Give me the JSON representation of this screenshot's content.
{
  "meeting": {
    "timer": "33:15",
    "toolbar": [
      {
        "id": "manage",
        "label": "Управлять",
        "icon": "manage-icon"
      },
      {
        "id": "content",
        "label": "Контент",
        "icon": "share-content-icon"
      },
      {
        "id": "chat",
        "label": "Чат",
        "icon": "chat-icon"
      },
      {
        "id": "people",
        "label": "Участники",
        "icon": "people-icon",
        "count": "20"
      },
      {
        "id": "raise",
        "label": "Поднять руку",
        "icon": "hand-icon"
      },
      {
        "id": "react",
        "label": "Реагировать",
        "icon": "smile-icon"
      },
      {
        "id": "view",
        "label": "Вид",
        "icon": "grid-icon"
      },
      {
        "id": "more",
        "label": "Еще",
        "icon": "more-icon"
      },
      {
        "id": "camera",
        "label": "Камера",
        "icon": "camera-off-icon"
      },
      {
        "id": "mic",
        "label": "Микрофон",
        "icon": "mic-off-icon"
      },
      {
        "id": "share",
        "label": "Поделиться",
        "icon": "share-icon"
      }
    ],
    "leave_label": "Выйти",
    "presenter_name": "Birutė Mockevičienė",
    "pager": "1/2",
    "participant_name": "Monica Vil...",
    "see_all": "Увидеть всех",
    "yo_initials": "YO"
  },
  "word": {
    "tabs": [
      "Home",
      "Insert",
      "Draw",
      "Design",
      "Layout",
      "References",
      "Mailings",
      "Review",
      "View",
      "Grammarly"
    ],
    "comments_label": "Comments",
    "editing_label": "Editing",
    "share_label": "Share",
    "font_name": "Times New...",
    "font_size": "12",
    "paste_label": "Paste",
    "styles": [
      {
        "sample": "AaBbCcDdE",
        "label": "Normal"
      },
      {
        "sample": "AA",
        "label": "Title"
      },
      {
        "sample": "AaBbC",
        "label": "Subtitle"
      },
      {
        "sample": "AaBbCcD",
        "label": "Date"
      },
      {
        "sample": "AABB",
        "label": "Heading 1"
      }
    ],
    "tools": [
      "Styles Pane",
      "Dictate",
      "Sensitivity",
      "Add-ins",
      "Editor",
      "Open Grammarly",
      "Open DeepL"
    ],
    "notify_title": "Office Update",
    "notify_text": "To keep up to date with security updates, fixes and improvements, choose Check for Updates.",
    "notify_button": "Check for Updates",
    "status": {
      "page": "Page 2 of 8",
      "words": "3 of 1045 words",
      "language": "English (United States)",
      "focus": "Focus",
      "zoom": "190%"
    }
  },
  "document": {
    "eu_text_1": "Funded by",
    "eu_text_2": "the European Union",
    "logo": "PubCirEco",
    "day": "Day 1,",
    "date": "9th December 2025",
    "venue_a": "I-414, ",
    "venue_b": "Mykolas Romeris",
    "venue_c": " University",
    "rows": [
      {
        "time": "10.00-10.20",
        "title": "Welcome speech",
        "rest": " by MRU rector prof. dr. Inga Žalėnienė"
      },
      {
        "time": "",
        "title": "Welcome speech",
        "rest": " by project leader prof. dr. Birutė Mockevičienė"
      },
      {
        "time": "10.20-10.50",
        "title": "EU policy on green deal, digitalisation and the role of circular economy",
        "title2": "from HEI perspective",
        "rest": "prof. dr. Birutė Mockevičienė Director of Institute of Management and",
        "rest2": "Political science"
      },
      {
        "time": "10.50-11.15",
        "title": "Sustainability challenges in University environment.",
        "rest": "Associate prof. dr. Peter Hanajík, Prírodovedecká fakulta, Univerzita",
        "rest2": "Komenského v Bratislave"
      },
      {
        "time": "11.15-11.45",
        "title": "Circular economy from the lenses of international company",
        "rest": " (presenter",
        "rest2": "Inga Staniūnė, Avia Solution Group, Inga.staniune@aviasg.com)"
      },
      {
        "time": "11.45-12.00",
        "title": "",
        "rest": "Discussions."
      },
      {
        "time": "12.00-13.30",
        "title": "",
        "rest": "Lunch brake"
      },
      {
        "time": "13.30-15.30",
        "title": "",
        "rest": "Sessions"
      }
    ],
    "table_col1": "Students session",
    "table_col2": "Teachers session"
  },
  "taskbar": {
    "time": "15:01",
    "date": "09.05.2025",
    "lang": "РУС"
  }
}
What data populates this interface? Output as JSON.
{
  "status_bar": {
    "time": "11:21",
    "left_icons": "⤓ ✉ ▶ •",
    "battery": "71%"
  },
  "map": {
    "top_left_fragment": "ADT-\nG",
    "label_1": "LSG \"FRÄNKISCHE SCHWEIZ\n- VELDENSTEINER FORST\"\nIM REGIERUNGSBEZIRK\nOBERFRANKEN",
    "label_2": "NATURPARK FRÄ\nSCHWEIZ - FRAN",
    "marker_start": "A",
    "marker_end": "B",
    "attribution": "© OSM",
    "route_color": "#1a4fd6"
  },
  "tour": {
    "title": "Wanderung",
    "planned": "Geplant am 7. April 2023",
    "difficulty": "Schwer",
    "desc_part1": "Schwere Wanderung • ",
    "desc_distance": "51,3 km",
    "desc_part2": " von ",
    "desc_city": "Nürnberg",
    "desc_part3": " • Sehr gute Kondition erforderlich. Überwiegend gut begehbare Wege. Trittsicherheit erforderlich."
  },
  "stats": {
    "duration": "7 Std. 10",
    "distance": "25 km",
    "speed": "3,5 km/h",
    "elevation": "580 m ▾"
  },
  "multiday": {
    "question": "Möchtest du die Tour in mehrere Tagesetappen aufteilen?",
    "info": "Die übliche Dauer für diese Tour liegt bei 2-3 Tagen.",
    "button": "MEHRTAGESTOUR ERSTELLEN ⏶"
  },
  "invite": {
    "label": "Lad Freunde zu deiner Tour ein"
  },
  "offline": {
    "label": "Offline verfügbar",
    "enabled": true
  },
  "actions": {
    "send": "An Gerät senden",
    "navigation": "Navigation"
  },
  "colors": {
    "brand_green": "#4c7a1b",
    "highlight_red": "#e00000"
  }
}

++++++++++

Print all of the entries again, exactly as written.

TASK RESPONSE>
Give me the JSON representation of this screenshot's content.
{
  "meeting": {
    "timer": "33:15",
    "toolbar": [
      {
        "id": "manage",
        "label": "Управлять",
        "icon": "manage-icon"
      },
      {
        "id": "content",
        "label": "Контент",
        "icon": "share-content-icon"
      },
      {
        "id": "chat",
        "label": "Чат",
        "icon": "chat-icon"
      },
      {
        "id": "people",
        "label": "Участники",
        "icon": "people-icon",
        "count": "20"
      },
      {
        "id": "raise",
        "label": "Поднять руку",
        "icon": "hand-icon"
      },
      {
        "id": "react",
        "label": "Реагировать",
        "icon": "smile-icon"
      },
      {
        "id": "view",
        "label": "Вид",
        "icon": "grid-icon"
      },
      {
        "id": "more",
        "label": "Еще",
        "icon": "more-icon"
      },
      {
        "id": "camera",
        "label": "Камера",
        "icon": "camera-off-icon"
      },
      {
        "id": "mic",
        "label": "Микрофон",
        "icon": "mic-off-icon"
      },
      {
        "id": "share",
        "label": "Поделиться",
        "icon": "share-icon"
      }
    ],
    "leave_label": "Выйти",
    "presenter_name": "Birutė Mockevičienė",
    "pager": "1/2",
    "participant_name": "Monica Vil...",
    "see_all": "Увидеть всех",
    "yo_initials": "YO"
  },
  "word": {
    "tabs": [
      "Home",
      "Insert",
      "Draw",
      "Design",
      "Layout",
      "References",
      "Mailings",
      "Review",
      "View",
      "Grammarly"
    ],
    "comments_label": "Comments",
    "editing_label": "Editing",
    "share_label": "Share",
    "font_name": "Times New...",
    "font_size": "12",
    "paste_label": "Paste",
    "styles": [
      {
        "sample": "AaBbCcDdE",
        "label": "Normal"
      },
      {
        "sample": "AA",
        "label": "Title"
      },
      {
        "sample": "AaBbC",
        "label": "Subtitle"
      },
      {
        "sample": "AaBbCcD",
        "label": "Date"
      },
      {
        "sample": "AABB",
        "label": "Heading 1"
      }
    ],
    "tools": [
      "Styles Pane",
      "Dictate",
      "Sensitivity",
      "Add-ins",
      "Editor",
      "Open Grammarly",
      "Open DeepL"
    ],
    "notify_title": "Office Update",
    "notify_text": "To keep up to date with security updates, fixes and improvements, choose Check for Updates.",
    "notify_button": "Check for Updates",
    "status": {
      "page": "Page 2 of 8",
      "words": "3 of 1045 words",
      "language": "English (United States)",
      "focus": "Focus",
      "zoom": "190%"
    }
  },
  "document": {
    "eu_text_1": "Funded by",
    "eu_text_2": "the European Union",
    "logo": "PubCirEco",
    "day": "Day 1,",
    "date": "9th December 2025",
    "venue_a": "I-414, ",
    "venue_b": "Mykolas Romeris",
    "venue_c": " University",
    "rows": [
      {
        "time": "10.00-10.20",
        "title": "Welcome speech",
        "rest": " by MRU rector prof. dr. Inga Žalėnienė"
      },
      {
        "time": "",
        "title": "Welcome speech",
        "rest": " by project leader prof. dr. Birutė Mockevičienė"
      },
      {
        "time": "10.20-10.50",
        "title": "EU policy on green deal, digitalisation and the role of circular economy",
        "title2": "from HEI perspective",
        "rest": "prof. dr. Birutė Mockevičienė Director of Institute of Management and",
        "rest2": "Political science"
      },
      {
        "time": "10.50-11.15",
        "title": "Sustainability challenges in University environment.",
        "rest": "Associate prof. dr. Peter Hanajík, Prírodovedecká fakulta, Univerzita",
        "rest2": "Komenského v Bratislave"
      },
      {
        "time": "11.15-11.45",
        "title": "Circular economy from the lenses of international company",
        "rest": " (presenter",
        "rest2": "Inga Staniūnė, Avia Solution Group, Inga.staniune@aviasg.com)"
      },
      {
        "time": "11.45-12.00",
        "title": "",
        "rest": "Discussions."
      },
      {
        "time": "12.00-13.30",
        "title": "",
        "rest": "Lunch brake"
      },
      {
        "time": "13.30-15.30",
        "title": "",
        "rest": "Sessions"
      }
    ],
    "table_col1": "Students session",
    "table_col2": "Teachers session"
  },
  "taskbar": {
    "time": "15:01",
    "date": "09.05.2025",
    "lang": "РУС"
  }
}
What data populates this interface? Output as JSON.
{
  "status_bar": {
    "time": "11:21",
    "left_icons": "⤓ ✉ ▶ •",
    "battery": "71%"
  },
  "map": {
    "top_left_fragment": "ADT-\nG",
    "label_1": "LSG \"FRÄNKISCHE SCHWEIZ\n- VELDENSTEINER FORST\"\nIM REGIERUNGSBEZIRK\nOBERFRANKEN",
    "label_2": "NATURPARK FRÄ\nSCHWEIZ - FRAN",
    "marker_start": "A",
    "marker_end": "B",
    "attribution": "© OSM",
    "route_color": "#1a4fd6"
  },
  "tour": {
    "title": "Wanderung",
    "planned": "Geplant am 7. April 2023",
    "difficulty": "Schwer",
    "desc_part1": "Schwere Wanderung • ",
    "desc_distance": "51,3 km",
    "desc_part2": " von ",
    "desc_city": "Nürnberg",
    "desc_part3": " • Sehr gute Kondition erforderlich. Überwiegend gut begehbare Wege. Trittsicherheit erforderlich."
  },
  "stats": {
    "duration": "7 Std. 10",
    "distance": "25 km",
    "speed": "3,5 km/h",
    "elevation": "580 m ▾"
  },
  "multiday": {
    "question": "Möchtest du die Tour in mehrere Tagesetappen aufteilen?",
    "info": "Die übliche Dauer für diese Tour liegt bei 2-3 Tagen.",
    "button": "MEHRTAGESTOUR ERSTELLEN ⏶"
  },
  "invite": {
    "label": "Lad Freunde zu deiner Tour ein"
  },
  "offline": {
    "label": "Offline verfügbar",
    "enabled": true
  },
  "actions": {
    "send": "An Gerät senden",
    "navigation": "Navigation"
  },
  "colors": {
    "brand_green": "#4c7a1b",
    "highlight_red": "#e00000"
  }
}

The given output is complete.